JP Morgan AM to Add Chinese, Japanese to Proprietary NLP Tool

The asset manager could one day make its Textual Analytics tool, which reads millions of documents to derive insights, available to the market at large.

paper

JP Morgan Asset Management (JPMAM) is looking to build out its Textual Analytics tool to read Chinese and Japanese documents. Further down the line, it could be a product that the firm commercializes, but it’s not at that stage yet, Kristian West, global head of equity trading and equity data science at JPMAM, tells WatersTechnology.

For now, Textual Analytics, which is used by the firm’s portfolio managers, has been trained only in the English language. It reads millions of documents, ranging from company filings and corporate event transcripts to employee reviews on sites such as Glassdoor. 

Will Coulby, global equity data science lead at JPMAM, says the team is debating whether it makes more sense to add language variance to the model, or if it’s better to translate other languages into English before passing them through the model.

“At the moment, we’re tending towards the translation, just because the scale of the documents we’ve got seems to work a bit better through this model. The core of this type of approach is that the model needs to have read a lot of information to gain value from it. So at the moment we’re still experimenting quite heavily, but we’ve got a Chinese language variant of the model—in Mandarin—that’s going to work especially well for us, and we’ve been looking at Japanese as well,” he says. 

As well as experimenting with these new languages, JPMAM continues to look for new datasets to train the model with. The team is paying particular attention to the platform’s prediction component. “[It’s] not just in terms of the text itself. We’re as interested in being able to predict something as we are having the text to predict it from,” Coulby says. 

While Textual Analytics was developed within the equity business on the basis that there is efficacy within the output, West and his team want to make it readily available to the organization in order to improve processes across trading desks.

“So, for example, our fixed income department [is using it] in terms of evaluating the quality of companies and their creditworthiness [and] this is something which is being used by those investment teams as well,” West says. “That is, the other big part of our asset management franchise is using it.”

The company could one day explore making the tool commercially available, perhaps for existing clients to use as part of a service offering. “We’re not at that point yet, but that’s definitely the opportunity for sure,” West says.

Problem to work on
Please update the JPMAM article from "JP Morgan AM" up to and including "market at large.", changing "Textual Analytics" to "Text Insight Engine" throughout that span. The items that come next have no connection to the JPMAM article.

Extracted data
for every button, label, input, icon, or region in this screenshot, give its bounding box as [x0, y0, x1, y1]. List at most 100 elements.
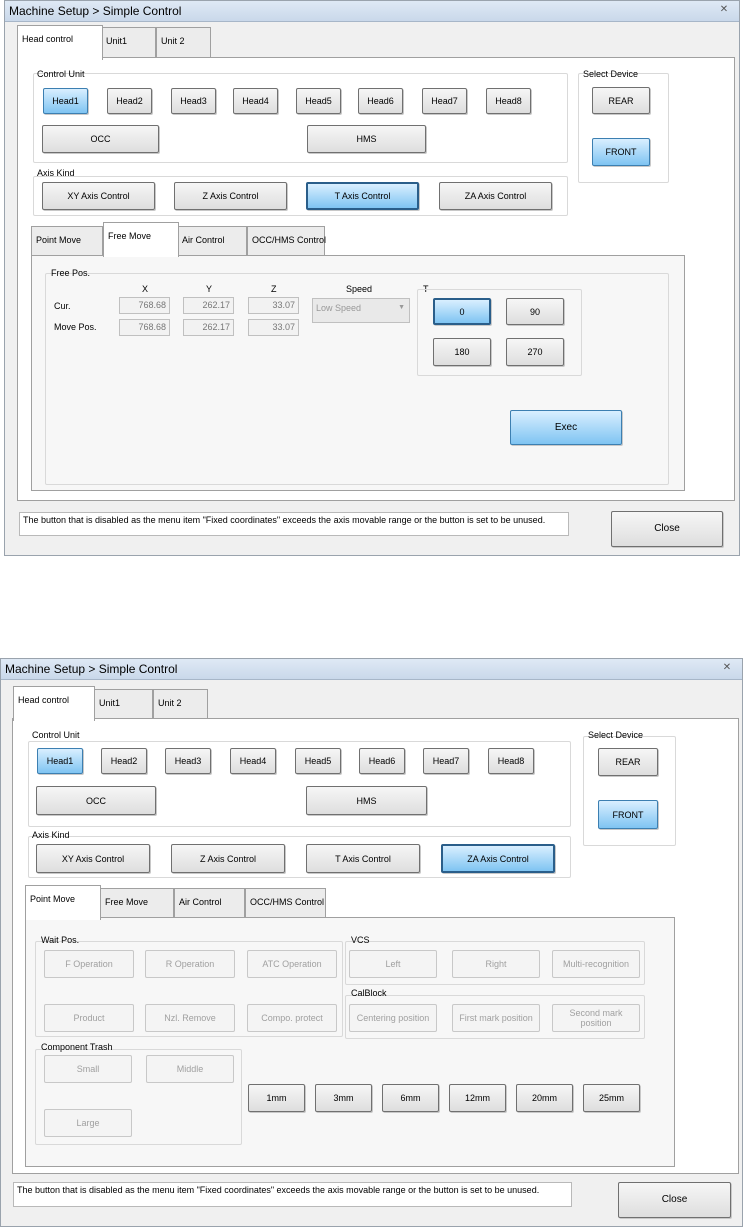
t-90-button[interactable]: 90 [506, 298, 564, 325]
step-25mm-button[interactable]: 25mm [583, 1084, 640, 1112]
col-x-header: X [142, 284, 149, 294]
atc-operation-button[interactable]: ATC Operation [247, 950, 337, 978]
tab-label: Unit 2 [158, 698, 182, 708]
tab-label: OCC/HMS Control [250, 897, 325, 907]
za-axis-control-button[interactable]: ZA Axis Control [439, 182, 552, 210]
head4-button[interactable]: Head4 [233, 88, 278, 114]
move-z-field[interactable]: 33.07 [248, 319, 299, 336]
t-270-button[interactable]: 270 [506, 338, 564, 366]
occ-button[interactable]: OCC [42, 125, 159, 153]
close-window-icon[interactable]: ✕ [713, 3, 735, 17]
xy-axis-control-button[interactable]: XY Axis Control [36, 844, 150, 873]
tab-head-control[interactable]: Head control [13, 686, 95, 721]
step-6mm-button[interactable]: 6mm [382, 1084, 439, 1112]
multi-recognition-button[interactable]: Multi-recognition [552, 950, 640, 978]
tab-point-move[interactable]: Point Move [25, 885, 101, 920]
t-axis-control-button[interactable]: T Axis Control [306, 182, 419, 210]
head6-button[interactable]: Head6 [359, 748, 405, 774]
title-bar[interactable]: Machine Setup > Simple Control ✕ [1, 659, 742, 680]
speed-select[interactable]: Low Speed ▼ [312, 298, 410, 323]
tab-unit2[interactable]: Unit 2 [153, 689, 208, 719]
step-3mm-button[interactable]: 3mm [315, 1084, 372, 1112]
product-button[interactable]: Product [44, 1004, 134, 1032]
z-axis-control-button[interactable]: Z Axis Control [171, 844, 285, 873]
centering-position-button[interactable]: Centering position [349, 1004, 437, 1032]
move-y-field[interactable]: 262.17 [183, 319, 234, 336]
t-0-button[interactable]: 0 [433, 298, 491, 325]
step-20mm-button[interactable]: 20mm [516, 1084, 573, 1112]
head7-button[interactable]: Head7 [423, 748, 469, 774]
front-button[interactable]: FRONT [592, 138, 650, 166]
rear-button[interactable]: REAR [598, 748, 658, 776]
vcs-left-button[interactable]: Left [349, 950, 437, 978]
head8-button[interactable]: Head8 [488, 748, 534, 774]
z-axis-control-button[interactable]: Z Axis Control [174, 182, 287, 210]
speed-value: Low Speed [316, 303, 362, 313]
head3-button[interactable]: Head3 [165, 748, 211, 774]
tab-occ-hms-control[interactable]: OCC/HMS Control [245, 888, 326, 918]
head2-button[interactable]: Head2 [101, 748, 147, 774]
f-operation-button[interactable]: F Operation [44, 950, 134, 978]
axis-kind-label: Axis Kind [37, 168, 75, 178]
head6-button[interactable]: Head6 [358, 88, 403, 114]
tab-unit2[interactable]: Unit 2 [156, 27, 211, 58]
hms-button[interactable]: HMS [306, 786, 427, 815]
head7-button[interactable]: Head7 [422, 88, 467, 114]
head1-button[interactable]: Head1 [43, 88, 88, 114]
vcs-right-button[interactable]: Right [452, 950, 540, 978]
tab-free-move[interactable]: Free Move [100, 888, 174, 918]
col-z-header: Z [271, 284, 277, 294]
trash-middle-button[interactable]: Middle [146, 1055, 234, 1083]
vcs-label: VCS [351, 935, 370, 945]
second-mark-position-button[interactable]: Second mark position [552, 1004, 640, 1032]
tab-label: Air Control [182, 235, 225, 245]
nzl-remove-button[interactable]: Nzl. Remove [145, 1004, 235, 1032]
tab-point-move[interactable]: Point Move [31, 226, 103, 256]
exec-button[interactable]: Exec [510, 410, 622, 445]
head5-button[interactable]: Head5 [296, 88, 341, 114]
tab-label: Air Control [179, 897, 222, 907]
window-title: Machine Setup > Simple Control [5, 662, 178, 676]
front-button[interactable]: FRONT [598, 800, 658, 829]
hms-button[interactable]: HMS [307, 125, 426, 153]
head5-button[interactable]: Head5 [295, 748, 341, 774]
head8-button[interactable]: Head8 [486, 88, 531, 114]
component-trash-label: Component Trash [41, 1042, 113, 1052]
za-axis-control-button[interactable]: ZA Axis Control [441, 844, 555, 873]
status-message: The button that is disabled as the menu … [19, 512, 569, 536]
compo-protect-button[interactable]: Compo. protect [247, 1004, 337, 1032]
close-button[interactable]: Close [618, 1182, 731, 1218]
tab-air-control[interactable]: Air Control [174, 888, 245, 918]
rear-button[interactable]: REAR [592, 87, 650, 114]
step-12mm-button[interactable]: 12mm [449, 1084, 506, 1112]
close-button[interactable]: Close [611, 511, 723, 547]
xy-axis-control-button[interactable]: XY Axis Control [42, 182, 155, 210]
move-x-field[interactable]: 768.68 [119, 319, 170, 336]
head1-button[interactable]: Head1 [37, 748, 83, 774]
tab-label: Unit1 [106, 36, 128, 46]
step-1mm-button[interactable]: 1mm [248, 1084, 305, 1112]
tab-air-control[interactable]: Air Control [177, 226, 247, 256]
trash-large-button[interactable]: Large [44, 1109, 132, 1137]
cur-row-label: Cur. [54, 301, 71, 311]
col-y-header: Y [206, 284, 213, 294]
cur-x-field: 768.68 [119, 297, 170, 314]
t-axis-control-button[interactable]: T Axis Control [306, 844, 420, 873]
tab-occ-hms-control[interactable]: OCC/HMS Control [247, 226, 326, 256]
head2-button[interactable]: Head2 [107, 88, 152, 114]
trash-small-button[interactable]: Small [44, 1055, 132, 1083]
window-title: Machine Setup > Simple Control [9, 4, 182, 18]
tab-label: Head control [18, 695, 70, 705]
occ-button[interactable]: OCC [36, 786, 156, 815]
close-window-icon[interactable]: ✕ [716, 661, 738, 675]
title-bar[interactable]: Machine Setup > Simple Control ✕ [5, 1, 739, 22]
r-operation-button[interactable]: R Operation [145, 950, 235, 978]
head4-button[interactable]: Head4 [230, 748, 276, 774]
t-180-button[interactable]: 180 [433, 338, 491, 366]
head3-button[interactable]: Head3 [171, 88, 216, 114]
tab-free-move[interactable]: Free Move [103, 222, 179, 257]
tab-unit1[interactable]: Unit1 [101, 27, 156, 58]
tab-head-control[interactable]: Head control [17, 25, 103, 60]
first-mark-position-button[interactable]: First mark position [452, 1004, 540, 1032]
tab-unit1[interactable]: Unit1 [94, 689, 153, 719]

Exercise response
JP Morgan AM to Add Chinese, Japanese to Proprietary NLP Tool

The asset manager could one day make its Text Insight Engine tool, which reads millions of documents to derive insights, available to the market at large.